-- Data provided follows --

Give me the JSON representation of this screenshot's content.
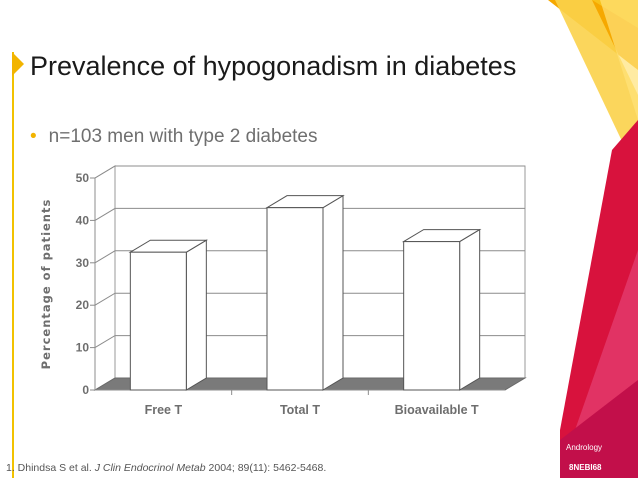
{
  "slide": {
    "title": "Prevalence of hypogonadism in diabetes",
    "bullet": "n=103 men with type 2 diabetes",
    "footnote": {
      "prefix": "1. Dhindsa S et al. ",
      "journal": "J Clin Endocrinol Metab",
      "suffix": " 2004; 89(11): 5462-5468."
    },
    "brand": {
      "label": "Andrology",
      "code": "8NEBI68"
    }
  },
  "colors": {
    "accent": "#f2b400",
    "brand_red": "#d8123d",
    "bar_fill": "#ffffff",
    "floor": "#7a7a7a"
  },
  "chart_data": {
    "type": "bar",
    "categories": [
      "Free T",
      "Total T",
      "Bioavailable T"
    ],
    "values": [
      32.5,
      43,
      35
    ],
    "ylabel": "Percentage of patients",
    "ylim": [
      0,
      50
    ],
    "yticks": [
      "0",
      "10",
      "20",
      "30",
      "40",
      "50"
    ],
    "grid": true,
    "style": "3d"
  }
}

-- Data provided concluded --
-- Data provided follows --

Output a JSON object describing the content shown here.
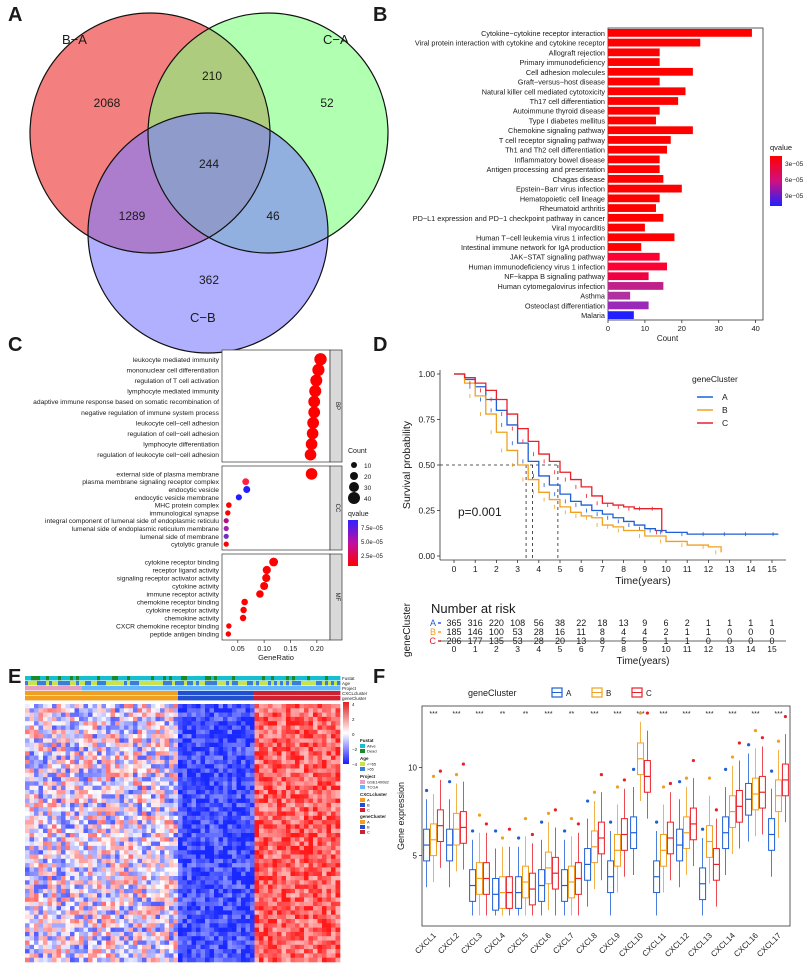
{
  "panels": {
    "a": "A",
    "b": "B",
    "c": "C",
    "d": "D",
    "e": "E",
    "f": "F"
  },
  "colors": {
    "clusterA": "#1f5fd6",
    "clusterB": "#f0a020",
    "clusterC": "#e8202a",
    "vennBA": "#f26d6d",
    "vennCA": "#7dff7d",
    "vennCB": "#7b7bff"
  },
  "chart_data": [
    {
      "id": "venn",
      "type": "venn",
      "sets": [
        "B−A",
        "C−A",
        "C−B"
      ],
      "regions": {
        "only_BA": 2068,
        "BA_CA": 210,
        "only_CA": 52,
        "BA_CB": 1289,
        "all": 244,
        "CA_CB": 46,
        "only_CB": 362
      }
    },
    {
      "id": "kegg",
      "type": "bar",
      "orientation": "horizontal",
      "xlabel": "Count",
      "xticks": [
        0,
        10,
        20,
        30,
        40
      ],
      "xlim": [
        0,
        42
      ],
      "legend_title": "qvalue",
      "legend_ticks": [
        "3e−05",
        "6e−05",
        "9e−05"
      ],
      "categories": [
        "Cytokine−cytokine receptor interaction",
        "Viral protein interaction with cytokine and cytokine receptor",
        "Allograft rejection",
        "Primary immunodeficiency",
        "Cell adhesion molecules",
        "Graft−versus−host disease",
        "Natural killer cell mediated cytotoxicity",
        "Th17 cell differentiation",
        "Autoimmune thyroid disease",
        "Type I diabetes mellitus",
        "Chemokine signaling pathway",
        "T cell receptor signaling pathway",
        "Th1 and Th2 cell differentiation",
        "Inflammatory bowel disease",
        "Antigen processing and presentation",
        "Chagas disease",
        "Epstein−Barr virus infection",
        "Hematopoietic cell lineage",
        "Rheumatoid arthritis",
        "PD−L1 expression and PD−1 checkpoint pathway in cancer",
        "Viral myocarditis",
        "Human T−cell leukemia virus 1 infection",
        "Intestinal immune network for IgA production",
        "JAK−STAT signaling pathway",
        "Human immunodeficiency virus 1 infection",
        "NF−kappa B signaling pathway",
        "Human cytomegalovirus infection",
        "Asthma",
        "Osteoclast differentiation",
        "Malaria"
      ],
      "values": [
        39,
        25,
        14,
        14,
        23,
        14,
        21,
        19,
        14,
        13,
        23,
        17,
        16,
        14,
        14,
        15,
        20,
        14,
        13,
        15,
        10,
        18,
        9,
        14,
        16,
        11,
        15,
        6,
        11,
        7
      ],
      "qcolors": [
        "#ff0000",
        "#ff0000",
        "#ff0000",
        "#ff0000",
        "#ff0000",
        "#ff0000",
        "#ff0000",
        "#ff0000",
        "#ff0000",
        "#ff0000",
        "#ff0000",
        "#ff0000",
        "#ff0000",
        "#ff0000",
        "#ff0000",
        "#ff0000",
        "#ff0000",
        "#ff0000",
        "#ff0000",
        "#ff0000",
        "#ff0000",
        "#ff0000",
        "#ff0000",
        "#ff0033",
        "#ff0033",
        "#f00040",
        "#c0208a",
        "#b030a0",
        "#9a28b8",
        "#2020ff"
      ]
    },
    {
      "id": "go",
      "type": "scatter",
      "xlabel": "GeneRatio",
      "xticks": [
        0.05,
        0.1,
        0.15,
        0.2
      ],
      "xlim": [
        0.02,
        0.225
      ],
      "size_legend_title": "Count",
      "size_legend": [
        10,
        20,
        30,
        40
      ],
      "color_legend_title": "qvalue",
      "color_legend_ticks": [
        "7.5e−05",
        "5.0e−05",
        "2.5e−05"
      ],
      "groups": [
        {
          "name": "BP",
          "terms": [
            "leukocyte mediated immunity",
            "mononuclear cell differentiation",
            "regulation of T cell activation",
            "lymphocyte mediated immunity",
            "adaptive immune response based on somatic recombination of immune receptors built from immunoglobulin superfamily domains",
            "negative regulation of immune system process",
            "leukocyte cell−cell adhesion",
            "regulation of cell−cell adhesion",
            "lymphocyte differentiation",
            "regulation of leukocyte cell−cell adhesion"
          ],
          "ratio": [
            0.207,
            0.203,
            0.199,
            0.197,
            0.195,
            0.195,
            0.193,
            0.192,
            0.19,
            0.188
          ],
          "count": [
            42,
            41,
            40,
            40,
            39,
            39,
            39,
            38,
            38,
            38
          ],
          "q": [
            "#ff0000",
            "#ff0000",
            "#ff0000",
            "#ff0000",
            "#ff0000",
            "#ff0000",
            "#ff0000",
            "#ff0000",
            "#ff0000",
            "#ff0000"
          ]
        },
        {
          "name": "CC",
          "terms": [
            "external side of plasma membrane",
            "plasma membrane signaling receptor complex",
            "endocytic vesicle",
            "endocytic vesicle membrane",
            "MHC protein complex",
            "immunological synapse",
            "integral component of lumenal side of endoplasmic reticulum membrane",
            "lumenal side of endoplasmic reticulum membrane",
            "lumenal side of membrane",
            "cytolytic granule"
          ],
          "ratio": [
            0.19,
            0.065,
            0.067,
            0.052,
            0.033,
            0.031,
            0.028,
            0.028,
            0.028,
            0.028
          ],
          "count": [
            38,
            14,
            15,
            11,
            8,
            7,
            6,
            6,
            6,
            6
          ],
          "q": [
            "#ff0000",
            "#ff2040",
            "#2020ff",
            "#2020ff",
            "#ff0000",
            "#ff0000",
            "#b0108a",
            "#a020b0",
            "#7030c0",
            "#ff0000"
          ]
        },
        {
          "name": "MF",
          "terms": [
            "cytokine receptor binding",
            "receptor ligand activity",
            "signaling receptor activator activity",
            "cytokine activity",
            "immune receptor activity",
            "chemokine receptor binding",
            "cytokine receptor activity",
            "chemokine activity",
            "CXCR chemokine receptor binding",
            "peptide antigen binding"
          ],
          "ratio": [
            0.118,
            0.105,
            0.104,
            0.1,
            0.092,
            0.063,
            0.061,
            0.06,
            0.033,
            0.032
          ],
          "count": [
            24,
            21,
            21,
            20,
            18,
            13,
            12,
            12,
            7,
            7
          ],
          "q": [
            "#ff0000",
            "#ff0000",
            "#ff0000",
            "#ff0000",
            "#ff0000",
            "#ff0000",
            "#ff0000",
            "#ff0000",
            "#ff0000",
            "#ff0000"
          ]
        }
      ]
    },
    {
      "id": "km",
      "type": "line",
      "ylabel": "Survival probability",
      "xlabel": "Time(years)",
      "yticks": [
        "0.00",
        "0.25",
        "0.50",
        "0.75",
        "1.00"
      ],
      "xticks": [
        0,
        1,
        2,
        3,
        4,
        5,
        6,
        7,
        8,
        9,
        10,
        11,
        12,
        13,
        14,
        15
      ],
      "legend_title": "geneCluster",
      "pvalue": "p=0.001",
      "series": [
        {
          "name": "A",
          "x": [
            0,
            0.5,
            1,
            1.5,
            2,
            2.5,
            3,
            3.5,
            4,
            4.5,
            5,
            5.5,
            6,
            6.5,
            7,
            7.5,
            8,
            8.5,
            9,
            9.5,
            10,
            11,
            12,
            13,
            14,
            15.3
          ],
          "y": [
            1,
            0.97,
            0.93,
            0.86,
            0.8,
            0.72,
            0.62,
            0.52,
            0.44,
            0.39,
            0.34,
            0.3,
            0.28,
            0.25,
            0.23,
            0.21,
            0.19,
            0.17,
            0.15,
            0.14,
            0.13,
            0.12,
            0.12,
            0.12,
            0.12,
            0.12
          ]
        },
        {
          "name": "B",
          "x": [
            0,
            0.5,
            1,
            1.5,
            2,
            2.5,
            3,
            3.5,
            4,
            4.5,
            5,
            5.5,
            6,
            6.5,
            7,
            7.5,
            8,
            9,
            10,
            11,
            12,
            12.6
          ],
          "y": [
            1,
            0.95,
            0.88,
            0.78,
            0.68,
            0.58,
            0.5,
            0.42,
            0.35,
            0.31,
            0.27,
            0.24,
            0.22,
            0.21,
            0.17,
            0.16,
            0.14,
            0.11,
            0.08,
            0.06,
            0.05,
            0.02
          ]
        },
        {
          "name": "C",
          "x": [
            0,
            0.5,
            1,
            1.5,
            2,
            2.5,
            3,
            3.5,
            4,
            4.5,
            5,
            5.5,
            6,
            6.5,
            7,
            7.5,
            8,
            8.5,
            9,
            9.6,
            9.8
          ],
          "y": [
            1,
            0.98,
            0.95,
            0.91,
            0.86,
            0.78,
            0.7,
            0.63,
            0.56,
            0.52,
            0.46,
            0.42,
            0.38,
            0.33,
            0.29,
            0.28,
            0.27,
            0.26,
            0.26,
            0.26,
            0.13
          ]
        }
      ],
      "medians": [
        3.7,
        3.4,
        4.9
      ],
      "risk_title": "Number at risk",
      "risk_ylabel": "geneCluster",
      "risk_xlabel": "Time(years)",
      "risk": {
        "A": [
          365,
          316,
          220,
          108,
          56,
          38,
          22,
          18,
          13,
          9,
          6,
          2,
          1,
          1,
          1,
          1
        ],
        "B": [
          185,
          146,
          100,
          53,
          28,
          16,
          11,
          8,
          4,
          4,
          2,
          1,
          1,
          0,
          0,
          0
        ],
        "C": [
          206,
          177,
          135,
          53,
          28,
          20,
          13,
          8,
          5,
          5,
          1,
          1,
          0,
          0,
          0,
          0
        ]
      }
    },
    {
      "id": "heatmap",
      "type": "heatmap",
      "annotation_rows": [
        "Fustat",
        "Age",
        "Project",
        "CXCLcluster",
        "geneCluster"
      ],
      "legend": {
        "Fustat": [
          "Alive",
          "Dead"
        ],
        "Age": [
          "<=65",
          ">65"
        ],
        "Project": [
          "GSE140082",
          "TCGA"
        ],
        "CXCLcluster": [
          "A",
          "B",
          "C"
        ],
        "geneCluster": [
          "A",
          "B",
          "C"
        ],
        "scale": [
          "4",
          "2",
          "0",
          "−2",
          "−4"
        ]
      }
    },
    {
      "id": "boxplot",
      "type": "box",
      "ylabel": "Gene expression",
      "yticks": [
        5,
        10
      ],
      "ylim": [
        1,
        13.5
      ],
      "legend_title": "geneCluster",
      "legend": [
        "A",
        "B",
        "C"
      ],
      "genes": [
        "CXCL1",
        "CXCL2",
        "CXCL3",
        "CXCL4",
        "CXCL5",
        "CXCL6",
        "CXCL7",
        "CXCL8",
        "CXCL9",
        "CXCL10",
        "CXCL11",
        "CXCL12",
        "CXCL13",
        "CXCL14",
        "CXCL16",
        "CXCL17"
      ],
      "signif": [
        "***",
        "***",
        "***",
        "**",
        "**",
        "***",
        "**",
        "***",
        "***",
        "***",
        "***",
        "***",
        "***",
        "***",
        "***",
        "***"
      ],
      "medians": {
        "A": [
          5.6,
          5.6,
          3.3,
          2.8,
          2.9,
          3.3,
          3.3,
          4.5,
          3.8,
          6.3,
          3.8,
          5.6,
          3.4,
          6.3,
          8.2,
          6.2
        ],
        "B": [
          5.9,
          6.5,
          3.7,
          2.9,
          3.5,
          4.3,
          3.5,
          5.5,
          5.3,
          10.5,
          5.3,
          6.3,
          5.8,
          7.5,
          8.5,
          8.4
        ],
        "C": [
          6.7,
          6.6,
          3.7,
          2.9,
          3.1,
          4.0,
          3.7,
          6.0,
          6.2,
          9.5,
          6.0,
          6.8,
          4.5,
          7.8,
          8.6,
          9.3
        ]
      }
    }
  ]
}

-- Data provided concluded --

=== Task ===
Find the word "with" in the records. Copy every line it appears in.

=== Result ===
    "bullet": "n=103 men with type 2 diabetes",
        "Viral protein interaction with cytokine and cytokine receptor",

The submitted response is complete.